Exercise directions: Count how many lines have the word "dite" in them. Reply with that number by itself.

Dataset records:

---------------

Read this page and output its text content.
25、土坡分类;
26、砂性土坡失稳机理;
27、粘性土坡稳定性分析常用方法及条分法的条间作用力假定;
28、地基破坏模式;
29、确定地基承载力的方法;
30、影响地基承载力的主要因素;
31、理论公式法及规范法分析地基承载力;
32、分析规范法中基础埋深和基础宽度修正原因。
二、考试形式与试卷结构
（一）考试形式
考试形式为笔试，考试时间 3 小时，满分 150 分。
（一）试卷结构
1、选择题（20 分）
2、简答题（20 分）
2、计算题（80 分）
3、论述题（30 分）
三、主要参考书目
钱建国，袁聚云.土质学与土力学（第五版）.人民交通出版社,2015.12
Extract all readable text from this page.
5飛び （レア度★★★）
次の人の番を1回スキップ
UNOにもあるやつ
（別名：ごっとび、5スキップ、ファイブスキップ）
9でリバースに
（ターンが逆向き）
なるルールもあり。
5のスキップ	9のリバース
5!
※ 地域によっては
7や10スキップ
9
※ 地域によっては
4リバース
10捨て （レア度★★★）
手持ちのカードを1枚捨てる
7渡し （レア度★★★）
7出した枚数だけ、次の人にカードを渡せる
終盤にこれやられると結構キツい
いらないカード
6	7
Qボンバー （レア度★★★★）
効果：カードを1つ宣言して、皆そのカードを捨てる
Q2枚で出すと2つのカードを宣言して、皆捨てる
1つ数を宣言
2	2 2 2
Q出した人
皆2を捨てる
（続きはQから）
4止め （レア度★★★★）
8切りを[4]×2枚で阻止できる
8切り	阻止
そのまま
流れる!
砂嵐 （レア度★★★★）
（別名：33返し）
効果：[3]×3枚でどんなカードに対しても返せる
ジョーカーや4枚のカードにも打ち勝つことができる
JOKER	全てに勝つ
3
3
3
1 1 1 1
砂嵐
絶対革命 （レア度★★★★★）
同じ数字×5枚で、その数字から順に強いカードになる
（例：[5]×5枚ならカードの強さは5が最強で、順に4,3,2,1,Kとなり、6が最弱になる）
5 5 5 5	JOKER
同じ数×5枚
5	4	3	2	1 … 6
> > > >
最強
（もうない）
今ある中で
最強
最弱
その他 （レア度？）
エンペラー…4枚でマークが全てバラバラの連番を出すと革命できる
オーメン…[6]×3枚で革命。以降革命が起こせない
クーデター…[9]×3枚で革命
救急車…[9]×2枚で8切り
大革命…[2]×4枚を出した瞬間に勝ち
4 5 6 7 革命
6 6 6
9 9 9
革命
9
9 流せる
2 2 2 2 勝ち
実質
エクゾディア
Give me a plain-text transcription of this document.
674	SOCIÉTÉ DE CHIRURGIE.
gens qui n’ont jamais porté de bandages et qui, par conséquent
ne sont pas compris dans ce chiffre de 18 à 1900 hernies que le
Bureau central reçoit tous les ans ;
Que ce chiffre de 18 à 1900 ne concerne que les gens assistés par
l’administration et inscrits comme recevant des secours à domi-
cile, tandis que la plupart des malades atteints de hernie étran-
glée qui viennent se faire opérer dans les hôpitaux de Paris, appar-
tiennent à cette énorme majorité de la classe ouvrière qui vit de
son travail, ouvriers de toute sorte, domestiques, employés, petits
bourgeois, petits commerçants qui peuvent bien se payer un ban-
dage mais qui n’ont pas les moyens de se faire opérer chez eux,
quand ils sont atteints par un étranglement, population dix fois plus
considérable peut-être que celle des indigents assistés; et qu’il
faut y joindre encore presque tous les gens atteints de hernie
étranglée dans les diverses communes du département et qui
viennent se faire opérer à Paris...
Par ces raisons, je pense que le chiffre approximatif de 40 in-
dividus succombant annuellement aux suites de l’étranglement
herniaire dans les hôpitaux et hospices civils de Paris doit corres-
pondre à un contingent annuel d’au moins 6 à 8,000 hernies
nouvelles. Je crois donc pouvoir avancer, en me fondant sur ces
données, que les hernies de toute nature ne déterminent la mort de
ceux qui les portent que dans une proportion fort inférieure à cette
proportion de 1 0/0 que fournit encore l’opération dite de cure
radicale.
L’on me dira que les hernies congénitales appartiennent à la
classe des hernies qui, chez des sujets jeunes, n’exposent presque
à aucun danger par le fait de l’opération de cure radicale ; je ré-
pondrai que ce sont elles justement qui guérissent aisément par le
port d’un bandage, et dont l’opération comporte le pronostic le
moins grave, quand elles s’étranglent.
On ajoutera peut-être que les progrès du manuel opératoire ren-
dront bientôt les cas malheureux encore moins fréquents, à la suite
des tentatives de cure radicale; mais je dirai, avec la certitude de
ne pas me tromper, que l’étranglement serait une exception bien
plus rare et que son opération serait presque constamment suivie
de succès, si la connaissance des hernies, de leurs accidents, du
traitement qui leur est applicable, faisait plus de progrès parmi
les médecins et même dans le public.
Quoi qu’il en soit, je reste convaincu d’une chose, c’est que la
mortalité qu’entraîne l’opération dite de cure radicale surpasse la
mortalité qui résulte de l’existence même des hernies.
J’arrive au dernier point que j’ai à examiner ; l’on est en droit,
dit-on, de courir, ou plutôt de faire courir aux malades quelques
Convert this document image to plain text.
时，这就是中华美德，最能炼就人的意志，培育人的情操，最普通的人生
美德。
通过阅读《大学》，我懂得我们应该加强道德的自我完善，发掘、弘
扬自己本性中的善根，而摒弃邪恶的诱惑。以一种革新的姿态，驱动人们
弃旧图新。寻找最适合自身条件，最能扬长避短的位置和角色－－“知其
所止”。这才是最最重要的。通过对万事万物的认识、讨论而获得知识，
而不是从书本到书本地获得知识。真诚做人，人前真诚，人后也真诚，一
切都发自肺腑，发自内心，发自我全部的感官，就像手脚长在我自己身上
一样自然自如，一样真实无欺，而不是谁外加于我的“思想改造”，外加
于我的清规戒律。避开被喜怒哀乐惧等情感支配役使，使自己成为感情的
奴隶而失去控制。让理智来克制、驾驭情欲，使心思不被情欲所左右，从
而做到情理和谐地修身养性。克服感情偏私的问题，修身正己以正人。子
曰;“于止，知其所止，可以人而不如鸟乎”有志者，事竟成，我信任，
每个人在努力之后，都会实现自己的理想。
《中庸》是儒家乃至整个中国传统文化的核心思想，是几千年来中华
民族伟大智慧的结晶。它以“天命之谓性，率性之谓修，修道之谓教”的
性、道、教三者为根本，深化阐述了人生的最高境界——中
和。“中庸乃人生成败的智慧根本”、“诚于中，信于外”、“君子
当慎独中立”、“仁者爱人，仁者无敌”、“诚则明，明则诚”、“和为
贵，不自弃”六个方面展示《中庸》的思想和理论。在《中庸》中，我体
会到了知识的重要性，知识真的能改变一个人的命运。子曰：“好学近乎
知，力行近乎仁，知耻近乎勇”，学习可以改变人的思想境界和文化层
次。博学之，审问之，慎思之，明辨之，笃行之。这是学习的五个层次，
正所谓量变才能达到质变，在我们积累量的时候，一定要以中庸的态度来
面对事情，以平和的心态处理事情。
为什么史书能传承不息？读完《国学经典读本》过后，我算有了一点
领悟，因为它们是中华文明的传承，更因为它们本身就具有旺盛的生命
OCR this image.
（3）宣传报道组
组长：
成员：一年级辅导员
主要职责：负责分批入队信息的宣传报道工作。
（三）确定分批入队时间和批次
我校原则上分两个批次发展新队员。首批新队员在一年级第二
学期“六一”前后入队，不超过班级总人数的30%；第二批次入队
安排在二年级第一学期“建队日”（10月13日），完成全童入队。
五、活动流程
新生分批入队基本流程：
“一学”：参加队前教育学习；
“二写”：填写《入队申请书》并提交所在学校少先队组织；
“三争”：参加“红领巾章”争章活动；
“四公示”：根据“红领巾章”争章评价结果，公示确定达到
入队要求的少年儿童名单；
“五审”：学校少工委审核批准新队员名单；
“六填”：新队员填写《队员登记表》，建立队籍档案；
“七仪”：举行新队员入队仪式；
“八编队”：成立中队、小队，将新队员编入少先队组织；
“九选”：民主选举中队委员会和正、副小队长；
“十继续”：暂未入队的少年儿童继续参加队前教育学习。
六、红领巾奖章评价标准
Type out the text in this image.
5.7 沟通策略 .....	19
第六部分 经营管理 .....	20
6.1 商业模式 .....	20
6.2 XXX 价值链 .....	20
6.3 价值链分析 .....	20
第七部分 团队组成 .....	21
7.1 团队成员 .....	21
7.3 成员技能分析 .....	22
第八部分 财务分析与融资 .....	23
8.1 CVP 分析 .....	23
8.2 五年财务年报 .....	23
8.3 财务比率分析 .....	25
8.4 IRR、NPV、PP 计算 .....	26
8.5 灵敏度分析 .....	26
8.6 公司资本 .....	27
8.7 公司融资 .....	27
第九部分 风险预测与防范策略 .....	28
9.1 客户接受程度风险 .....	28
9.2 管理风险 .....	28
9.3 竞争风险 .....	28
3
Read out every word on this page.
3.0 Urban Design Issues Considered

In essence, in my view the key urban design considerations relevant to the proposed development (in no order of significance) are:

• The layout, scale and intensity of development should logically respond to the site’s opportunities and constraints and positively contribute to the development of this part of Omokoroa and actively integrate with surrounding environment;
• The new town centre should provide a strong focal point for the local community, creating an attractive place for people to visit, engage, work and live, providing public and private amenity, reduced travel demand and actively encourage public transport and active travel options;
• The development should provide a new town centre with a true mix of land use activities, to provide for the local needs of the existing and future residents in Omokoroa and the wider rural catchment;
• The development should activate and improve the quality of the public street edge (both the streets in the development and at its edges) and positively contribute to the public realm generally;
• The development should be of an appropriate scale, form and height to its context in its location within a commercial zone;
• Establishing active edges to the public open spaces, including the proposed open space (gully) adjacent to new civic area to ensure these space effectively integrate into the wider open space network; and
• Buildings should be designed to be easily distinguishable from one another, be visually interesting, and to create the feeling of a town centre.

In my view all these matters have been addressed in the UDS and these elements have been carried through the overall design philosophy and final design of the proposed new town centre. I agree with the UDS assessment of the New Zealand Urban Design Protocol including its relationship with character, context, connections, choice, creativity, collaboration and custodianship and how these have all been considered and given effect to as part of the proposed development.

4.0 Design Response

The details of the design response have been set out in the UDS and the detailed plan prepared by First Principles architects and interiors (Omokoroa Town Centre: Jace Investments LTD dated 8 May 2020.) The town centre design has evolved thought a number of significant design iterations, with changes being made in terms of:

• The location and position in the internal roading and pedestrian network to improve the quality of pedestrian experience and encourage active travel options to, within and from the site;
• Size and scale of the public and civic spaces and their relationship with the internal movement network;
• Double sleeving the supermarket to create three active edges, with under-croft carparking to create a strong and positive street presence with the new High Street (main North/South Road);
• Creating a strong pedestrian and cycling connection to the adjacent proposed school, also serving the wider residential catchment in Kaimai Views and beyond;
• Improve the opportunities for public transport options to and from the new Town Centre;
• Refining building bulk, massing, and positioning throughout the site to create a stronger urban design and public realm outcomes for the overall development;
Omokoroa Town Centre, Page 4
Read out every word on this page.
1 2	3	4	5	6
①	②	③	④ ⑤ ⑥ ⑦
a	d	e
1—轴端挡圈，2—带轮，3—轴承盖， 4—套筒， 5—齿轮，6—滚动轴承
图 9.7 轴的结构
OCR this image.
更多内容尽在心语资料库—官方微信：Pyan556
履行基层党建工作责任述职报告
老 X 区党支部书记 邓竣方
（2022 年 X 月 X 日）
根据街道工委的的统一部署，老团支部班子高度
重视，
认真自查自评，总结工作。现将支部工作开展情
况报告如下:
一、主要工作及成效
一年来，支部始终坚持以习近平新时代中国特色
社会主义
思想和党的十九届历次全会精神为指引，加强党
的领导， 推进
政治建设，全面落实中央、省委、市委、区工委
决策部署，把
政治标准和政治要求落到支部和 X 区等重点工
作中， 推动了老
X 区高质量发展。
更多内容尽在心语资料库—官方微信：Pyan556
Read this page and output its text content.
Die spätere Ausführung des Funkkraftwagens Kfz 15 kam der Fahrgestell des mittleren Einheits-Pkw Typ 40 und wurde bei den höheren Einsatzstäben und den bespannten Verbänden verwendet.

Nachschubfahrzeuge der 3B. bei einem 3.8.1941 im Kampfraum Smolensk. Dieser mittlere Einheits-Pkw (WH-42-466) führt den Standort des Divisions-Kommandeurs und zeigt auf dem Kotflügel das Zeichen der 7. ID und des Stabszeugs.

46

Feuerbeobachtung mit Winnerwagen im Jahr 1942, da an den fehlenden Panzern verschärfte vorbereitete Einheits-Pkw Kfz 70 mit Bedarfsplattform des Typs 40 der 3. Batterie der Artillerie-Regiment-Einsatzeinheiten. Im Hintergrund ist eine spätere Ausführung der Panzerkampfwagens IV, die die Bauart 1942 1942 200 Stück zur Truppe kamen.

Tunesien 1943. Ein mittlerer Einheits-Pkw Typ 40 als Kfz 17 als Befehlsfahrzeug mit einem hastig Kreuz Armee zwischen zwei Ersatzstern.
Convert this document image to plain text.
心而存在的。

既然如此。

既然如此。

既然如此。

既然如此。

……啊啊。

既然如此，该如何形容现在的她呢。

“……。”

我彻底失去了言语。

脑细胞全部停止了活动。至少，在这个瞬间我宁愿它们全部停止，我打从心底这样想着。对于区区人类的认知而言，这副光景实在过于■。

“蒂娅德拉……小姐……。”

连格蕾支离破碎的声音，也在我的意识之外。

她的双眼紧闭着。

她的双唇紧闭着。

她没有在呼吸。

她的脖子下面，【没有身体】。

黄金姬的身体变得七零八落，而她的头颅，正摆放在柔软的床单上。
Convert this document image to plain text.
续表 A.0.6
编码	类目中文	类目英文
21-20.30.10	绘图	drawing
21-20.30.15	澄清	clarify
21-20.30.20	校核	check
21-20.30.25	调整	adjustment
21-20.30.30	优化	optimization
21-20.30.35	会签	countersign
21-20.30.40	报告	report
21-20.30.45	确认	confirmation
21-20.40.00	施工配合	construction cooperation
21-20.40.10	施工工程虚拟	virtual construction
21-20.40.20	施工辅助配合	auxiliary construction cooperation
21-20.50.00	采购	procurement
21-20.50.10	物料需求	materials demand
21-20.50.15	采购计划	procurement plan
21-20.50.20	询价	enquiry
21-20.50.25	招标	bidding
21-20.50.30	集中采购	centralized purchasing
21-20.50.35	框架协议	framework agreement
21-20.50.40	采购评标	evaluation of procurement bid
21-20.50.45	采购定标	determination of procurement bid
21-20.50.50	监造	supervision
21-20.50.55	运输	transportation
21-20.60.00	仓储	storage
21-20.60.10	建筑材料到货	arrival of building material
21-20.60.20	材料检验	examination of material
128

---------------

Exercise solution: 2